### GIVEN INSTRUCTION
Search the material and gather each line with "Видимость" in it.
======
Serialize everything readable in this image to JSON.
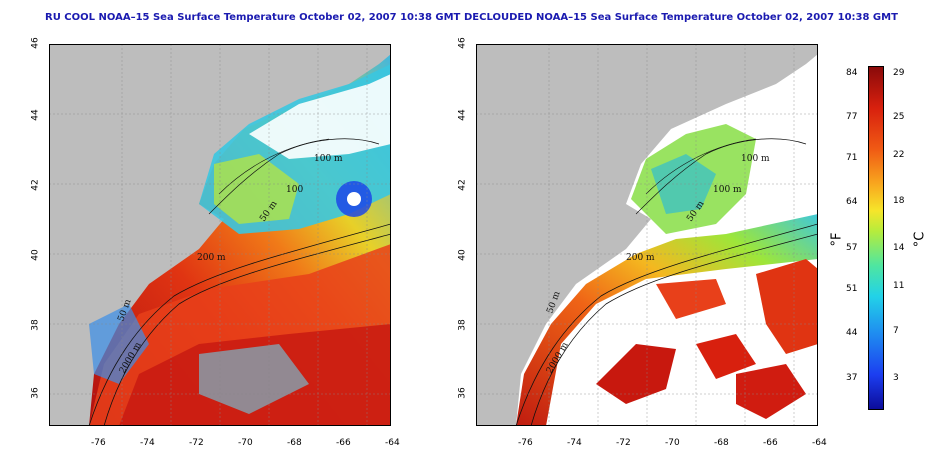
{
  "maps": [
    {
      "title": "RU COOL NOAA–15 Sea Surface Temperature October 02, 2007 10:38 GMT",
      "x_ticks": [
        "-76",
        "-74",
        "-72",
        "-70",
        "-68",
        "-66",
        "-64"
      ],
      "y_ticks": [
        "46",
        "44",
        "42",
        "40",
        "38",
        "36"
      ],
      "contour_labels": [
        "100 m",
        "100",
        "50 m",
        "200 m",
        "50 m",
        "2000 m"
      ]
    },
    {
      "title": "DECLOUDED NOAA–15 Sea Surface Temperature October 02, 2007 10:38 GMT",
      "x_ticks": [
        "-76",
        "-74",
        "-72",
        "-70",
        "-68",
        "-66",
        "-64"
      ],
      "y_ticks": [
        "46",
        "44",
        "42",
        "40",
        "38",
        "36"
      ],
      "contour_labels": [
        "100 m",
        "100 m",
        "50 m",
        "200 m",
        "50 m",
        "2000 m"
      ]
    }
  ],
  "map_extent": {
    "lon": [
      -77,
      -63
    ],
    "lat": [
      35,
      46
    ]
  },
  "colorbar": {
    "fahrenheit_ticks": [
      "84",
      "77",
      "71",
      "64",
      "57",
      "51",
      "44",
      "37"
    ],
    "celsius_ticks": [
      "29",
      "25",
      "22",
      "18",
      "14",
      "11",
      "7",
      "3"
    ],
    "fahrenheit_label": "°F",
    "celsius_label": "°C",
    "colors": [
      "#0c0c9a",
      "#1c3ef0",
      "#1f8cf0",
      "#22d2e8",
      "#4fe6a0",
      "#b6ec3c",
      "#f6e52a",
      "#f8a61e",
      "#f05a14",
      "#d8200e",
      "#8a0a0a"
    ]
  },
  "colors": {
    "land": "#bdbdbd",
    "cloud_masked": "#ffffff",
    "title_text": "#1a1ab0"
  }
}
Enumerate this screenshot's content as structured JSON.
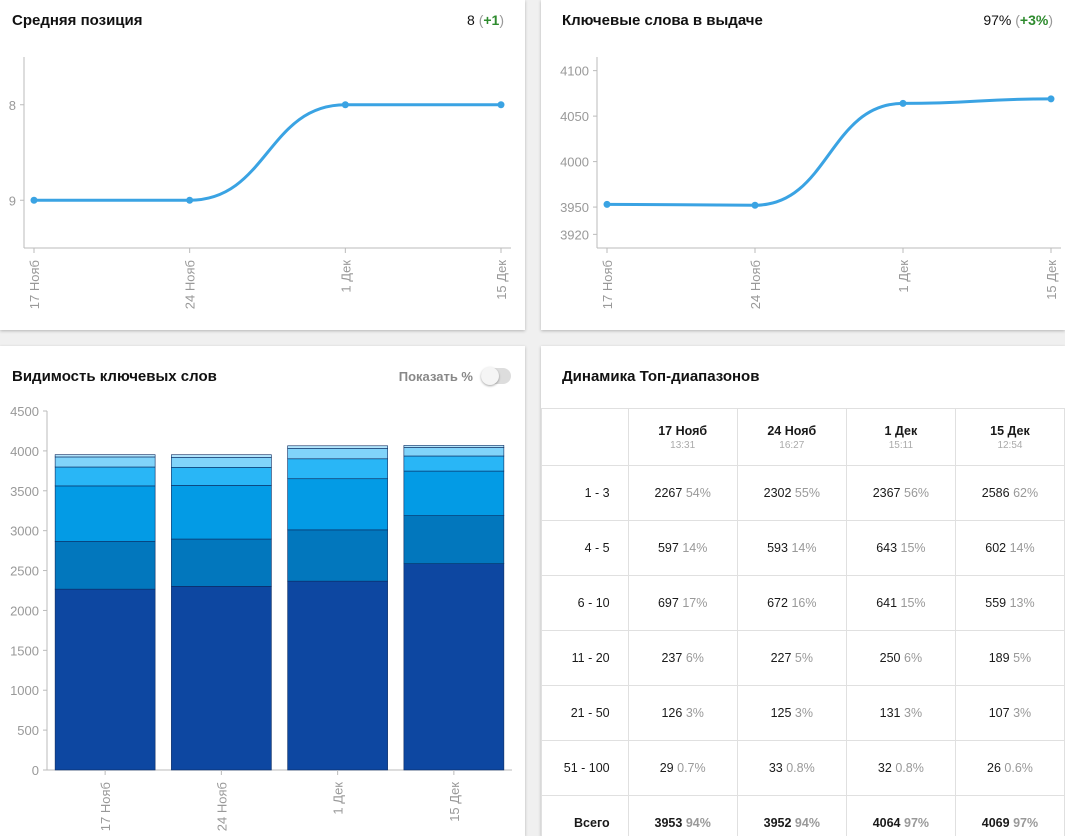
{
  "avg_position": {
    "title": "Средняя позиция",
    "value": "8",
    "delta": "+1",
    "y_ticks": [
      "8",
      "9"
    ]
  },
  "keywords_in_results": {
    "title": "Ключевые слова в выдаче",
    "value": "97%",
    "delta": "+3%",
    "y_ticks": [
      "4100",
      "4050",
      "4000",
      "3950",
      "3920"
    ]
  },
  "visibility": {
    "title": "Видимость ключевых слов",
    "toggle_label": "Показать %",
    "toggle_on": false
  },
  "top_dynamics": {
    "title": "Динамика Топ-диапазонов",
    "columns": [
      {
        "date": "17 Нояб",
        "time": "13:31"
      },
      {
        "date": "24 Нояб",
        "time": "16:27"
      },
      {
        "date": "1 Дек",
        "time": "15:11"
      },
      {
        "date": "15 Дек",
        "time": "12:54"
      }
    ],
    "rows": [
      {
        "label": "1 - 3",
        "cells": [
          [
            "2267",
            "54%"
          ],
          [
            "2302",
            "55%"
          ],
          [
            "2367",
            "56%"
          ],
          [
            "2586",
            "62%"
          ]
        ]
      },
      {
        "label": "4 - 5",
        "cells": [
          [
            "597",
            "14%"
          ],
          [
            "593",
            "14%"
          ],
          [
            "643",
            "15%"
          ],
          [
            "602",
            "14%"
          ]
        ]
      },
      {
        "label": "6 - 10",
        "cells": [
          [
            "697",
            "17%"
          ],
          [
            "672",
            "16%"
          ],
          [
            "641",
            "15%"
          ],
          [
            "559",
            "13%"
          ]
        ]
      },
      {
        "label": "11 - 20",
        "cells": [
          [
            "237",
            "6%"
          ],
          [
            "227",
            "5%"
          ],
          [
            "250",
            "6%"
          ],
          [
            "189",
            "5%"
          ]
        ]
      },
      {
        "label": "21 - 50",
        "cells": [
          [
            "126",
            "3%"
          ],
          [
            "125",
            "3%"
          ],
          [
            "131",
            "3%"
          ],
          [
            "107",
            "3%"
          ]
        ]
      },
      {
        "label": "51 - 100",
        "cells": [
          [
            "29",
            "0.7%"
          ],
          [
            "33",
            "0.8%"
          ],
          [
            "32",
            "0.8%"
          ],
          [
            "26",
            "0.6%"
          ]
        ]
      },
      {
        "label": "Всего",
        "cells": [
          [
            "3953",
            "94%"
          ],
          [
            "3952",
            "94%"
          ],
          [
            "4064",
            "97%"
          ],
          [
            "4069",
            "97%"
          ]
        ],
        "total": true
      }
    ]
  },
  "chart_data": [
    {
      "type": "line",
      "title": "Средняя позиция",
      "categories": [
        "17 Нояб",
        "24 Нояб",
        "1 Дек",
        "15 Дек"
      ],
      "values": [
        9,
        9,
        8,
        8
      ],
      "ylim": [
        7.5,
        9.5
      ],
      "y_inverted": true,
      "y_ticks": [
        8,
        9
      ],
      "color": "#3aa3e3"
    },
    {
      "type": "line",
      "title": "Ключевые слова в выдаче",
      "categories": [
        "17 Нояб",
        "24 Нояб",
        "1 Дек",
        "15 Дек"
      ],
      "values": [
        3953,
        3952,
        4064,
        4069
      ],
      "ylim": [
        3905,
        4115
      ],
      "y_ticks": [
        3920,
        3950,
        4000,
        4050,
        4100
      ],
      "color": "#3aa3e3"
    },
    {
      "type": "bar",
      "stacked": true,
      "title": "Видимость ключевых слов",
      "categories": [
        "17 Нояб",
        "24 Нояб",
        "1 Дек",
        "15 Дек"
      ],
      "ylim": [
        0,
        4500
      ],
      "y_ticks": [
        0,
        500,
        1000,
        1500,
        2000,
        2500,
        3000,
        3500,
        4000,
        4500
      ],
      "series": [
        {
          "values": [
            2267,
            2302,
            2367,
            2586
          ],
          "color": "#0d47a1"
        },
        {
          "values": [
            597,
            593,
            643,
            602
          ],
          "color": "#0277bd"
        },
        {
          "values": [
            697,
            672,
            641,
            559
          ],
          "color": "#039be5"
        },
        {
          "values": [
            237,
            227,
            250,
            189
          ],
          "color": "#29b6f6"
        },
        {
          "values": [
            126,
            125,
            131,
            107
          ],
          "color": "#81d4fa"
        },
        {
          "values": [
            29,
            33,
            32,
            26
          ],
          "color": "#b3e5fc"
        }
      ]
    }
  ]
}
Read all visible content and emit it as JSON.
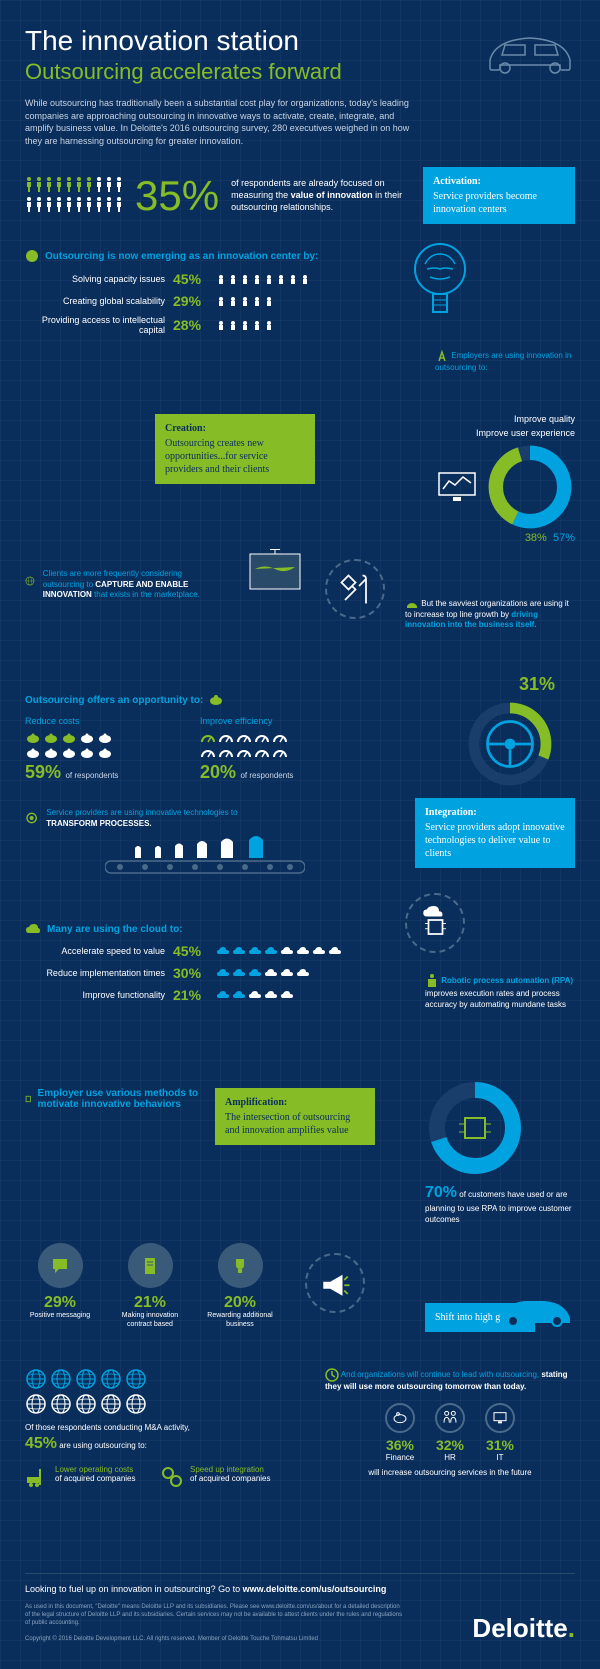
{
  "colors": {
    "bg": "#0a2e5c",
    "green": "#86bc25",
    "blue": "#00a3e0",
    "white": "#ffffff",
    "lightblue": "#4a6a8a"
  },
  "header": {
    "title": "The innovation station",
    "subtitle": "Outsourcing accelerates forward",
    "intro": "While outsourcing has traditionally been a substantial cost play for organizations, today's leading companies are approaching outsourcing in innovative ways to activate, create, integrate, and amplify business value. In Deloitte's 2016 outsourcing survey, 280 executives weighed in on how they are harnessing outsourcing for greater innovation."
  },
  "stat35": {
    "pct": "35%",
    "text_pre": "of respondents are already focused on measuring the ",
    "text_bold": "value of innovation",
    "text_post": " in their outsourcing relationships.",
    "people_green": 7,
    "people_white": 13
  },
  "callouts": {
    "activation": {
      "label": "Activation:",
      "text": "Service providers become innovation centers",
      "type": "blue"
    },
    "creation": {
      "label": "Creation:",
      "text": "Outsourcing creates new opportunities...for service providers and their clients",
      "type": "green"
    },
    "integration": {
      "label": "Integration:",
      "text": "Service providers adopt innovative technologies to deliver value to clients",
      "type": "blue"
    },
    "amplification": {
      "label": "Amplification:",
      "text": "The intersection of outsourcing and innovation amplifies value",
      "type": "green"
    },
    "shift": {
      "label": "",
      "text": "Shift into high gear",
      "type": "blue"
    }
  },
  "emerging": {
    "heading": "Outsourcing is now emerging as an innovation center by:",
    "rows": [
      {
        "label": "Solving capacity issues",
        "pct": "45%",
        "count": 8
      },
      {
        "label": "Creating global scalability",
        "pct": "29%",
        "count": 5
      },
      {
        "label": "Providing access to intellectual capital",
        "pct": "28%",
        "count": 5
      }
    ]
  },
  "employers_innovation": {
    "heading": "Employers are using innovation in outsourcing to:",
    "items": [
      {
        "label": "Improve quality",
        "pct": 38,
        "color": "#86bc25"
      },
      {
        "label": "Improve user experience",
        "pct": 57,
        "color": "#00a3e0"
      }
    ]
  },
  "capture": {
    "text_pre": "Clients are more frequently considering outsourcing to ",
    "text_bold": "CAPTURE AND ENABLE INNOVATION",
    "text_post": " that exists in the marketplace."
  },
  "savviest": {
    "text": "But the savviest organizations are using it to increase top line growth by ",
    "bold": "driving innovation into the business itself.",
    "pct": "31%"
  },
  "opportunity": {
    "heading": "Outsourcing offers an opportunity to:",
    "cols": [
      {
        "title": "Reduce costs",
        "pct": "59%",
        "sub": "of respondents",
        "icon": "piggy",
        "rows": 2,
        "cols": 5
      },
      {
        "title": "Improve efficiency",
        "pct": "20%",
        "sub": "of respondents",
        "icon": "gauge",
        "rows": 2,
        "cols": 5
      }
    ]
  },
  "transform": {
    "text_pre": "Service providers are using innovative technologies to ",
    "text_bold": "TRANSFORM PROCESSES."
  },
  "cloud": {
    "heading": "Many are using the cloud to:",
    "rows": [
      {
        "label": "Accelerate speed to value",
        "pct": "45%",
        "count": 8
      },
      {
        "label": "Reduce implementation times",
        "pct": "30%",
        "count": 6
      },
      {
        "label": "Improve functionality",
        "pct": "21%",
        "count": 5
      }
    ]
  },
  "rpa": {
    "heading": "Robotic process automation (RPA)",
    "text": "improves execution rates and process accuracy by automating mundane tasks",
    "pct": "70%",
    "sub": "of customers have used or are planning to use RPA to improve customer outcomes"
  },
  "motivate": {
    "heading": "Employer use various methods to motivate innovative behaviors",
    "items": [
      {
        "pct": "29%",
        "label": "Positive messaging",
        "icon": "chat"
      },
      {
        "pct": "21%",
        "label": "Making innovation contract based",
        "icon": "contract"
      },
      {
        "pct": "20%",
        "label": "Rewarding additional business",
        "icon": "trophy"
      }
    ]
  },
  "ma": {
    "globe_count": 10,
    "text_pre": "Of those respondents conducting M&A activity,",
    "pct": "45%",
    "text_post": "are using outsourcing to:",
    "items": [
      {
        "title": "Lower operating costs",
        "sub": "of acquired companies",
        "icon": "forklift"
      },
      {
        "title": "Speed up integration",
        "sub": "of acquired companies",
        "icon": "gears"
      }
    ]
  },
  "future": {
    "heading": "And organizations will continue to lead with outsourcing, ",
    "bold": "stating they will use more outsourcing tomorrow than today.",
    "items": [
      {
        "pct": "36%",
        "label": "Finance",
        "icon": "piggy"
      },
      {
        "pct": "32%",
        "label": "HR",
        "icon": "people"
      },
      {
        "pct": "31%",
        "label": "IT",
        "icon": "monitor"
      }
    ],
    "sub": "will increase outsourcing services in the future"
  },
  "footer": {
    "cta": "Looking to fuel up on innovation in outsourcing? Go to ",
    "url": "www.deloitte.com/us/outsourcing",
    "legal1": "As used in this document, \"Deloitte\" means Deloitte LLP and its subsidiaries. Please see www.deloitte.com/us/about for a detailed description of the legal structure of Deloitte LLP and its subsidiaries. Certain services may not be available to attest clients under the rules and regulations of public accounting.",
    "legal2": "Copyright © 2016 Deloitte Development LLC. All rights reserved. Member of Deloitte Touche Tohmatsu Limited",
    "brand": "Deloitte"
  }
}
======
### EXERCISE RESPONSE
    "title": "Видимость ключевых слов",
      "title": "Видимость ключевых слов",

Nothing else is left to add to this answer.